Below are the entries; count the lines in them that contain the word "shakllari" and give only the number.

EXTRACTED ENTRIES →
--- BEGIN ---

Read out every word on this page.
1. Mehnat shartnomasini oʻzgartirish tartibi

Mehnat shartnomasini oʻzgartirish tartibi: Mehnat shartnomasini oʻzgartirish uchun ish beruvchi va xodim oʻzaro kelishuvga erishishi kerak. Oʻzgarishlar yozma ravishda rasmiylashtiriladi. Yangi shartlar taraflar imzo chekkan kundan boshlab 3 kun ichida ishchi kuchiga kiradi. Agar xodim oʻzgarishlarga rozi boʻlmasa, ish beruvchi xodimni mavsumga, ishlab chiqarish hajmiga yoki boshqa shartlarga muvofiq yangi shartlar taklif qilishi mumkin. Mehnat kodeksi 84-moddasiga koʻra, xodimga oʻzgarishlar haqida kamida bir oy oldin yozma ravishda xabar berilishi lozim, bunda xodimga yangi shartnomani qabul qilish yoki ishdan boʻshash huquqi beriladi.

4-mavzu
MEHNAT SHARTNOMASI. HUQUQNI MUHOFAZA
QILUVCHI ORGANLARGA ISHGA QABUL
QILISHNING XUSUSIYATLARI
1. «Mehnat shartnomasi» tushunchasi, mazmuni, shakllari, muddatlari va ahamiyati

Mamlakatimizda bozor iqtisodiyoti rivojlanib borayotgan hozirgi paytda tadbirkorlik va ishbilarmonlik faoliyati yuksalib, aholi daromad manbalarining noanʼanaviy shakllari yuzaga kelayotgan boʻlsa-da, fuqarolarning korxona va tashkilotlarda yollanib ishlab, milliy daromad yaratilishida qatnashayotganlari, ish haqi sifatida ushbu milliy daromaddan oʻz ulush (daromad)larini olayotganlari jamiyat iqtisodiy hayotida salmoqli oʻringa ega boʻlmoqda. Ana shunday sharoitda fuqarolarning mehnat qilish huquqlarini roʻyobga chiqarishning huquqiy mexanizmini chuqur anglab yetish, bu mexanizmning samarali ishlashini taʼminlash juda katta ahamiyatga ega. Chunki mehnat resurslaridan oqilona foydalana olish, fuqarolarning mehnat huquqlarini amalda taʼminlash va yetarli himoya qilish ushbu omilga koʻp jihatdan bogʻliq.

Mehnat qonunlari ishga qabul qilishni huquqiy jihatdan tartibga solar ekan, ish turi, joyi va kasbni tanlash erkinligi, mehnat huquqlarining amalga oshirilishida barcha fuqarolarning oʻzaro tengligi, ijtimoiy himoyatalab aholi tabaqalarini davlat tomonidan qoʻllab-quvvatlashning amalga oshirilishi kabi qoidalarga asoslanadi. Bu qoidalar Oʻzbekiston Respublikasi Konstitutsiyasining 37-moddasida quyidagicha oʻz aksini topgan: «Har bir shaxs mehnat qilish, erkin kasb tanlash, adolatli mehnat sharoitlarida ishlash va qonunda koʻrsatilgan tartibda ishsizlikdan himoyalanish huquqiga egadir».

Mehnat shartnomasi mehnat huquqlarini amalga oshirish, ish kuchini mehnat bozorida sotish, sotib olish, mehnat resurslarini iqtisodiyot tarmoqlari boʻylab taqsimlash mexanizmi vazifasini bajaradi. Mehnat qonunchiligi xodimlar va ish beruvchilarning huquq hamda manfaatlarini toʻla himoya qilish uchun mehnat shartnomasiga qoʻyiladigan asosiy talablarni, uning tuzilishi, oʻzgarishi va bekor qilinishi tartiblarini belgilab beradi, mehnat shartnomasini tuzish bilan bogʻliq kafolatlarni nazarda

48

--- END ---

THE ANSWER → 2